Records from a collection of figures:
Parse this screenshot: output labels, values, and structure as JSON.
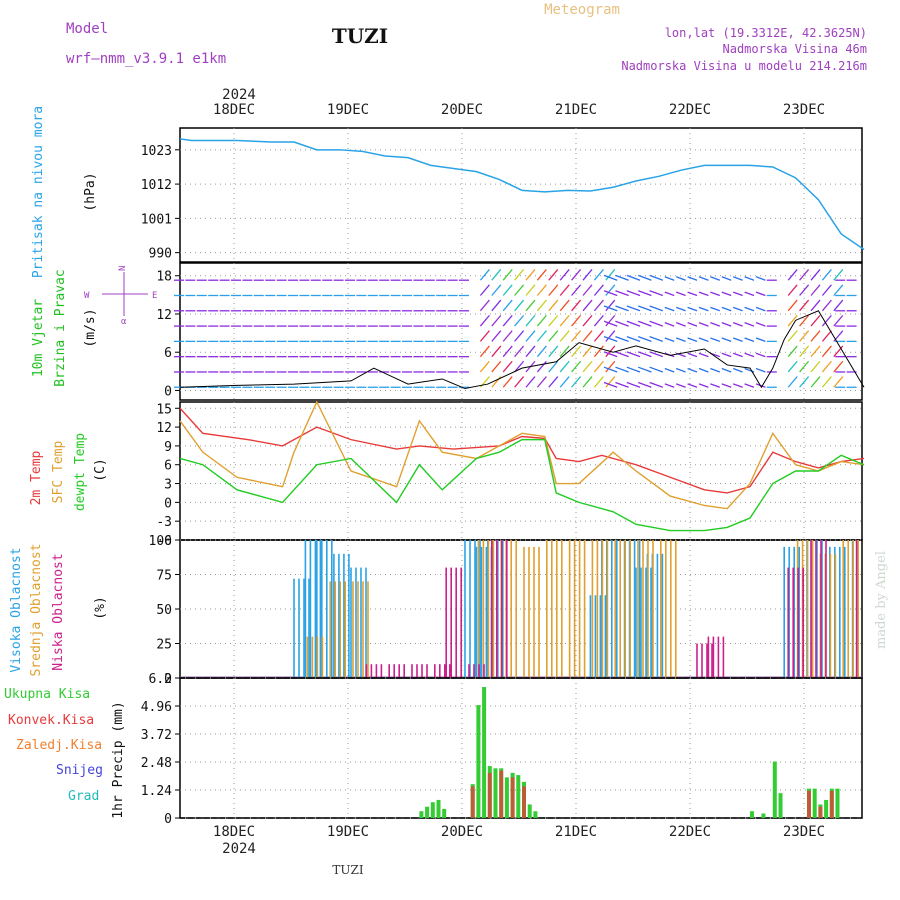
{
  "header": {
    "model_label": "Model",
    "model_name": "wrf–nmm_v3.9.1  e1km",
    "station": "TUZI",
    "product": "Meteogram",
    "lonlat": "lon,lat (19.3312E, 42.3625N)",
    "elevation": "Nadmorska Visina 46m",
    "model_elevation": "Nadmorska Visina u modelu 214.216m",
    "footer_station": "TUZI",
    "credit": "made by Angel",
    "year": "2024"
  },
  "colors": {
    "pressure": "#29a3e6",
    "wind_label": "#22c022",
    "temp2m": "#e83a3a",
    "sfc": "#e0a030",
    "dewpt": "#22cc22",
    "high_cloud": "#29a3e6",
    "mid_cloud": "#e0a030",
    "low_cloud": "#cc1e8c",
    "total_precip": "#33cc33",
    "conv_precip": "#e83a3a",
    "frz_precip": "#f08030",
    "snow": "#4444dd",
    "grad": "#22bbbb",
    "wind_arrow": "#8a2be2",
    "mslp_label": "#29a3e6",
    "model_label": "#a040c0"
  },
  "chart_data": [
    {
      "type": "line",
      "title": "Pritisak na nivou mora",
      "ylabel": "(hPa)",
      "ylim": [
        987,
        1030
      ],
      "yticks": [
        990,
        1001,
        1012,
        1023
      ],
      "x_labels": [
        "18DEC",
        "19DEC",
        "20DEC",
        "21DEC",
        "22DEC",
        "23DEC"
      ],
      "series": [
        {
          "name": "mslp",
          "x": [
            0,
            0.1,
            0.5,
            0.8,
            1.0,
            1.2,
            1.4,
            1.6,
            1.8,
            2.0,
            2.2,
            2.4,
            2.6,
            2.8,
            3.0,
            3.2,
            3.4,
            3.6,
            3.8,
            4.0,
            4.2,
            4.4,
            4.6,
            4.8,
            5.0,
            5.2,
            5.4,
            5.6,
            5.8,
            6.0
          ],
          "values": [
            1026.5,
            1026,
            1026,
            1025.5,
            1025.5,
            1023,
            1023,
            1022.5,
            1021,
            1020.5,
            1018,
            1017,
            1016,
            1013.5,
            1010,
            1009.5,
            1010,
            1009.8,
            1011,
            1013,
            1014.5,
            1016.5,
            1018,
            1018,
            1018,
            1017.5,
            1014,
            1007,
            996,
            991
          ]
        }
      ]
    },
    {
      "type": "scatter",
      "title": "10m Vjetar Brzina i Pravac",
      "ylabel": "(m/s)",
      "ylim": [
        -1.5,
        20
      ],
      "yticks": [
        0,
        6,
        12,
        18
      ],
      "legend_compass": [
        "N",
        "E",
        "W",
        "α"
      ],
      "series": [
        {
          "name": "wind_speed",
          "x": [
            0,
            0.5,
            1.0,
            1.5,
            1.7,
            2.0,
            2.3,
            2.5,
            2.7,
            3.0,
            3.3,
            3.5,
            3.8,
            4.0,
            4.3,
            4.6,
            4.8,
            5.0,
            5.1,
            5.2,
            5.3,
            5.4,
            5.6,
            6.0
          ],
          "values": [
            0.5,
            0.8,
            1.0,
            1.5,
            3.5,
            1.0,
            1.8,
            0.3,
            1.0,
            3.5,
            4.5,
            7.5,
            6.0,
            7.0,
            5.5,
            6.5,
            4.0,
            3.5,
            0.5,
            3.5,
            8.0,
            11.0,
            12.5,
            0.5
          ]
        }
      ]
    },
    {
      "type": "line",
      "title": "2m Temp / SFC Temp / dewpt Temp",
      "ylabel": "(C)",
      "ylim": [
        -6,
        16
      ],
      "yticks": [
        -6,
        -3,
        0,
        3,
        6,
        9,
        12,
        15
      ],
      "series": [
        {
          "name": "2m Temp",
          "x": [
            0,
            0.2,
            0.6,
            0.9,
            1.2,
            1.5,
            1.9,
            2.1,
            2.4,
            2.8,
            3.0,
            3.2,
            3.3,
            3.5,
            3.7,
            4.0,
            4.3,
            4.6,
            4.8,
            5.0,
            5.2,
            5.4,
            5.6,
            5.8,
            6.0
          ],
          "values": [
            15,
            11,
            10,
            9,
            12,
            10,
            8.5,
            9,
            8.5,
            9,
            10.5,
            10.2,
            7,
            6.5,
            7.5,
            6,
            4,
            2,
            1.5,
            2.5,
            8,
            6.5,
            5.5,
            6.5,
            7
          ]
        },
        {
          "name": "SFC Temp",
          "x": [
            0,
            0.2,
            0.5,
            0.9,
            1.0,
            1.2,
            1.5,
            1.9,
            2.1,
            2.3,
            2.6,
            2.8,
            3.0,
            3.2,
            3.3,
            3.5,
            3.8,
            4.0,
            4.3,
            4.6,
            4.8,
            5.0,
            5.2,
            5.4,
            5.6,
            5.8,
            6.0
          ],
          "values": [
            13,
            8,
            4,
            2.5,
            8,
            16,
            5,
            2.5,
            13,
            8,
            7,
            9,
            11,
            10.5,
            3,
            3,
            8,
            5,
            1,
            -0.5,
            -1,
            3,
            11,
            6,
            5,
            6.5,
            6
          ]
        },
        {
          "name": "dewpt Temp",
          "x": [
            0,
            0.2,
            0.5,
            0.9,
            1.2,
            1.5,
            1.9,
            2.1,
            2.3,
            2.6,
            2.8,
            3.0,
            3.2,
            3.3,
            3.5,
            3.8,
            4.0,
            4.3,
            4.6,
            4.8,
            5.0,
            5.2,
            5.4,
            5.6,
            5.8,
            6.0
          ],
          "values": [
            7,
            6,
            2,
            0,
            6,
            7,
            0,
            6,
            2,
            7,
            8,
            10,
            10,
            1.5,
            0,
            -1.5,
            -3.5,
            -4.5,
            -4.5,
            -4,
            -2.5,
            3,
            5,
            5,
            7.5,
            6
          ]
        }
      ]
    },
    {
      "type": "bar",
      "title": "Visoka / Srednja / Niska Oblacnost",
      "ylabel": "(%)",
      "ylim": [
        0,
        100
      ],
      "yticks": [
        0,
        25,
        50,
        75,
        100
      ],
      "series": [
        {
          "name": "Visoka Oblacnost",
          "x": [
            1.0,
            1.1,
            1.2,
            1.35,
            1.5,
            2.5,
            2.6,
            2.7,
            3.6,
            3.7,
            3.9,
            4.0,
            4.1,
            5.3,
            5.5,
            5.7,
            5.9
          ],
          "values": [
            72,
            100,
            100,
            90,
            80,
            100,
            95,
            100,
            60,
            100,
            100,
            80,
            90,
            95,
            100,
            95,
            100
          ]
        },
        {
          "name": "Srednja Oblacnost",
          "x": [
            1.1,
            1.3,
            1.5,
            2.6,
            2.8,
            3.0,
            3.2,
            3.4,
            3.6,
            3.8,
            4.0,
            4.2,
            5.4,
            5.6,
            5.8
          ],
          "values": [
            30,
            70,
            70,
            100,
            100,
            95,
            100,
            100,
            100,
            100,
            100,
            100,
            100,
            90,
            100
          ]
        },
        {
          "name": "Niska Oblacnost",
          "x": [
            1.6,
            1.8,
            2.0,
            2.2,
            2.3,
            2.5,
            2.7,
            4.5,
            4.6,
            5.3,
            5.5,
            5.9
          ],
          "values": [
            10,
            10,
            10,
            10,
            80,
            10,
            100,
            25,
            30,
            80,
            100,
            100
          ]
        }
      ]
    },
    {
      "type": "bar",
      "title": "Ukupna / Konvek. / Zaledj. Kisa, Snijeg, Grad",
      "ylabel": "1hr Precip (mm)",
      "ylim": [
        0,
        6.2
      ],
      "yticks": [
        0,
        1.24,
        2.48,
        3.72,
        4.96,
        6.2
      ],
      "series": [
        {
          "name": "Ukupna Kisa",
          "x": [
            2.1,
            2.15,
            2.2,
            2.25,
            2.3,
            2.55,
            2.6,
            2.65,
            2.7,
            2.75,
            2.8,
            2.85,
            2.9,
            2.95,
            3.0,
            3.05,
            3.1,
            5.0,
            5.1,
            5.2,
            5.25,
            5.5,
            5.55,
            5.6,
            5.65,
            5.7,
            5.75
          ],
          "values": [
            0.3,
            0.5,
            0.7,
            0.8,
            0.4,
            1.5,
            5.0,
            5.8,
            2.3,
            2.2,
            2.2,
            1.8,
            2.0,
            1.9,
            1.6,
            0.6,
            0.3,
            0.3,
            0.2,
            2.5,
            1.1,
            1.3,
            1.3,
            0.6,
            0.8,
            1.3,
            1.3
          ]
        },
        {
          "name": "Konvek.Kisa",
          "x": [
            2.55,
            2.7,
            2.8,
            2.9,
            3.0,
            5.5,
            5.6,
            5.7
          ],
          "values": [
            1.4,
            2.0,
            2.1,
            1.8,
            1.4,
            1.2,
            0.5,
            1.2
          ]
        }
      ]
    }
  ],
  "panel_labels": {
    "p1": [
      "Pritisak na nivou mora",
      "(hPa)"
    ],
    "p2": [
      "10m Vjetar",
      "Brzina i Pravac",
      "(m/s)"
    ],
    "p3": [
      "2m Temp",
      "SFC Temp",
      "dewpt Temp",
      "(C)"
    ],
    "p4": [
      "Visoka Oblacnost",
      "Srednja Oblacnost",
      "Niska Oblacnost",
      "(%)"
    ],
    "p5": [
      "Ukupna  Kisa",
      "Konvek.Kisa",
      "Zaledj.Kisa",
      "Snijeg",
      "Grad",
      "1hr Precip (mm)"
    ]
  }
}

Stated exercise: Search the entries for "mora" and copy out each line that has it.

Response to the exercise:
      "title": "Pritisak na nivou mora",
      "Pritisak na nivou mora",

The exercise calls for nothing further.